*** Recorded data ***

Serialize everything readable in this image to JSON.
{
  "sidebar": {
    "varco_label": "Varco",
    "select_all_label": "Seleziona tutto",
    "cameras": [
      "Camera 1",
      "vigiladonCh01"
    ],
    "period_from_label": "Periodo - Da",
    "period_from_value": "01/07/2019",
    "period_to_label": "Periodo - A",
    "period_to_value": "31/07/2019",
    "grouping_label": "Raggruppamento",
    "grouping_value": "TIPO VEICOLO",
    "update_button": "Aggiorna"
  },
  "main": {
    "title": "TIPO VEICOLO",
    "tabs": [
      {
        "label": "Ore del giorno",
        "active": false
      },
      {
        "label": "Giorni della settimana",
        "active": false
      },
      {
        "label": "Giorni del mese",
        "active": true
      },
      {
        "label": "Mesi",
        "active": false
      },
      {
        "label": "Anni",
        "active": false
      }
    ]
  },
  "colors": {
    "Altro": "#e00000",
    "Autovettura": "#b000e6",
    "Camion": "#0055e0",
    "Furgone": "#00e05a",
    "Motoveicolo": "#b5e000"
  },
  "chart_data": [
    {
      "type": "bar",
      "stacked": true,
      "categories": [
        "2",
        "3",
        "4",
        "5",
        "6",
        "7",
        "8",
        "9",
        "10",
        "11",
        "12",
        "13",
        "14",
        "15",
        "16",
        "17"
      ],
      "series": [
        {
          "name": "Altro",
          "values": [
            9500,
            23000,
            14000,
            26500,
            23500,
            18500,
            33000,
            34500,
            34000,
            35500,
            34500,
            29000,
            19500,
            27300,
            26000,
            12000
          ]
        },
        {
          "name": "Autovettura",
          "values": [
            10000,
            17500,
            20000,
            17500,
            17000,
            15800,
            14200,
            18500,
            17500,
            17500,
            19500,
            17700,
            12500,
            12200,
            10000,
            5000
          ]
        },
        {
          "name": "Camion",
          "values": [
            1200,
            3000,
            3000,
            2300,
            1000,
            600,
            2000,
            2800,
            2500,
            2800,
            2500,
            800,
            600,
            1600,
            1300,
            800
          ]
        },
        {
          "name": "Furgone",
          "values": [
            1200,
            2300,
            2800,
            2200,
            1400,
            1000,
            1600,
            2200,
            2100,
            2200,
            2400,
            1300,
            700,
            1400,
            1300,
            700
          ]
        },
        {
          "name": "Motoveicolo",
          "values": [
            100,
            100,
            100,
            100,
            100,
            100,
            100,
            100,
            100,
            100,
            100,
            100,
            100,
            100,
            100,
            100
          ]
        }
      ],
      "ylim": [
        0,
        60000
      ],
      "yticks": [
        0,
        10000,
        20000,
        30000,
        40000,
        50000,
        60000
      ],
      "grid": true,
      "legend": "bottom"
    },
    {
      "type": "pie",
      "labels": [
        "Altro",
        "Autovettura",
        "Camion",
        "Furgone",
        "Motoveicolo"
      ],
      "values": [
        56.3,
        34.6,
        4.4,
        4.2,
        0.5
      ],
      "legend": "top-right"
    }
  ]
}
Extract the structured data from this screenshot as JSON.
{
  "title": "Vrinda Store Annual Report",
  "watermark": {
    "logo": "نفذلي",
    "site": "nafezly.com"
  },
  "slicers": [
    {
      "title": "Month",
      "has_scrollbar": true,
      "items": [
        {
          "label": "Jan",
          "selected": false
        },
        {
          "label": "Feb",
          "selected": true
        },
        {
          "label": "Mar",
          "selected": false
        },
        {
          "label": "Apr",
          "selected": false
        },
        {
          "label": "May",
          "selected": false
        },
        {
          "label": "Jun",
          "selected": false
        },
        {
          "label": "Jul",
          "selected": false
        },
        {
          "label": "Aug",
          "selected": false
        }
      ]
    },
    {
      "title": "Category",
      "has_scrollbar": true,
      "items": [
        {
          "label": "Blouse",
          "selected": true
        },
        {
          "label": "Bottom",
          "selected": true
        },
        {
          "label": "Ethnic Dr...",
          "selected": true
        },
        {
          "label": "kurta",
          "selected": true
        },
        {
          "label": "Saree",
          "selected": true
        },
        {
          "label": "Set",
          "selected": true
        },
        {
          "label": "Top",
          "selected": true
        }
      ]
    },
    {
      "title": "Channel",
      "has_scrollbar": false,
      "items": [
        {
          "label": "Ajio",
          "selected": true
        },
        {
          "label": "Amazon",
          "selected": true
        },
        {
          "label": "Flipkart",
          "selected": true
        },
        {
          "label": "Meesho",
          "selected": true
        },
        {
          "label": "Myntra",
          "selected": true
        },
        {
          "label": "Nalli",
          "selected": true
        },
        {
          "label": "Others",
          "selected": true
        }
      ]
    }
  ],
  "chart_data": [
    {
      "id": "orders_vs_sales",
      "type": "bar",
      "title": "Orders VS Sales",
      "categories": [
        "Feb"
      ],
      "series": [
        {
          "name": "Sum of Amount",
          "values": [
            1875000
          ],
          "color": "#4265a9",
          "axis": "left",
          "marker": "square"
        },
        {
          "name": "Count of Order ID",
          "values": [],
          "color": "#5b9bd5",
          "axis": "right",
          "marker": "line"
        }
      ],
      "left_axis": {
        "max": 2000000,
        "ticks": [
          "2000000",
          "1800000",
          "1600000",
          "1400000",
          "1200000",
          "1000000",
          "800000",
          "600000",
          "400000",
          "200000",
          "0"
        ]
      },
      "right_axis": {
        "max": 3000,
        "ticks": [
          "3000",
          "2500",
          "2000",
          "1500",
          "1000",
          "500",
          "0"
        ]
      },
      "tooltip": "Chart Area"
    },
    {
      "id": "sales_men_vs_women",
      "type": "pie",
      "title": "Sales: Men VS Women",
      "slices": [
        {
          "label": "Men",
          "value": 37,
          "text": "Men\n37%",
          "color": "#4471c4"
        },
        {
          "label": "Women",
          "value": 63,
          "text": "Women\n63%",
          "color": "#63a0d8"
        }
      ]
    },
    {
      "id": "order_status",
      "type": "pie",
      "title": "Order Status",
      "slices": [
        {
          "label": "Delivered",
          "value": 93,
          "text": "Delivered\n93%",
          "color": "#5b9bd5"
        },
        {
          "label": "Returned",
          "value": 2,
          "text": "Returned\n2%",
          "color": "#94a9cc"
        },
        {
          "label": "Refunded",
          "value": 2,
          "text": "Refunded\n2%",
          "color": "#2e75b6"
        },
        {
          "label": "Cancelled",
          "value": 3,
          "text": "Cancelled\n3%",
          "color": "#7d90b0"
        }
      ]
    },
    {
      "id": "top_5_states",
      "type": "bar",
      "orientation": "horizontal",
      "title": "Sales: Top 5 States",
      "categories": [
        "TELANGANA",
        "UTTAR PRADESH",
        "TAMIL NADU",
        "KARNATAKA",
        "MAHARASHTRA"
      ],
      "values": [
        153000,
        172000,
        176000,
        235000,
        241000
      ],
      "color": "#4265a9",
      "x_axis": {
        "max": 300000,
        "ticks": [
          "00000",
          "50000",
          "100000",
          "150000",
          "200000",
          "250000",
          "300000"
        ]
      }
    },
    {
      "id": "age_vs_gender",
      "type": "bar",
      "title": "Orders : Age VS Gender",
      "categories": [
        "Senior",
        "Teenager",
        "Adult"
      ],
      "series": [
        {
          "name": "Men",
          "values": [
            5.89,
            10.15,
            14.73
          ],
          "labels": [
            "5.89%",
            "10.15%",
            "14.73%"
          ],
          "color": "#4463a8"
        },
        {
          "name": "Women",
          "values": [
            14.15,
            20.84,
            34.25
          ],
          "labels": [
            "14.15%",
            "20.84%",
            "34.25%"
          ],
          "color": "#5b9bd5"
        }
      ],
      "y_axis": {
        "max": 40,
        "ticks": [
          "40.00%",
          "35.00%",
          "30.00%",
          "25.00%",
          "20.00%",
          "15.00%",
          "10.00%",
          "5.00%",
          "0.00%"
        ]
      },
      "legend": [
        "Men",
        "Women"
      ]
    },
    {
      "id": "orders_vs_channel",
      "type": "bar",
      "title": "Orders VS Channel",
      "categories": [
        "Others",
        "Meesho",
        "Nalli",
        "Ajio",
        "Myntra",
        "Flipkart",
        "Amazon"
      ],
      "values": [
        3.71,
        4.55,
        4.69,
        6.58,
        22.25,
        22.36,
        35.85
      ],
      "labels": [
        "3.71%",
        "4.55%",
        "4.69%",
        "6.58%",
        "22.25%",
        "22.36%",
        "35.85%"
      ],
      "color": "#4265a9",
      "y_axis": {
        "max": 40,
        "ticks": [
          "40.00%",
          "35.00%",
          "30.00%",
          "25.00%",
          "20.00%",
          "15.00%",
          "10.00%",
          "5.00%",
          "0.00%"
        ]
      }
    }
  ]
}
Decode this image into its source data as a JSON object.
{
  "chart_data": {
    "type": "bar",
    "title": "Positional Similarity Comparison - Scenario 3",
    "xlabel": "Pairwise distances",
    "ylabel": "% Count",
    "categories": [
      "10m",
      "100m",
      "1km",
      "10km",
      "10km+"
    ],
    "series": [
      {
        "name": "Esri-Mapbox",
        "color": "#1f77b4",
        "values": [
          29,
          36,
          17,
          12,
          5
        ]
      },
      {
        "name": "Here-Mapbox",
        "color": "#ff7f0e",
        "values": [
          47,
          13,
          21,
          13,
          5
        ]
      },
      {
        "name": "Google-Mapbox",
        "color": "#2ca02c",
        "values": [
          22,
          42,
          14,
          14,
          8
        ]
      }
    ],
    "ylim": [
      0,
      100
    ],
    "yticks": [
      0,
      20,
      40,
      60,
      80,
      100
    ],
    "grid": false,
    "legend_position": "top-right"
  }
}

***

Exercise details - Quote, without alteration, the final stretch of the entries: the line with "Decode this image" onward to the last line.

Task answer -
Decode this image into its source data as a JSON object.
{
  "chart_data": {
    "type": "bar",
    "title": "Positional Similarity Comparison - Scenario 3",
    "xlabel": "Pairwise distances",
    "ylabel": "% Count",
    "categories": [
      "10m",
      "100m",
      "1km",
      "10km",
      "10km+"
    ],
    "series": [
      {
        "name": "Esri-Mapbox",
        "color": "#1f77b4",
        "values": [
          29,
          36,
          17,
          12,
          5
        ]
      },
      {
        "name": "Here-Mapbox",
        "color": "#ff7f0e",
        "values": [
          47,
          13,
          21,
          13,
          5
        ]
      },
      {
        "name": "Google-Mapbox",
        "color": "#2ca02c",
        "values": [
          22,
          42,
          14,
          14,
          8
        ]
      }
    ],
    "ylim": [
      0,
      100
    ],
    "yticks": [
      0,
      20,
      40,
      60,
      80,
      100
    ],
    "grid": false,
    "legend_position": "top-right"
  }
}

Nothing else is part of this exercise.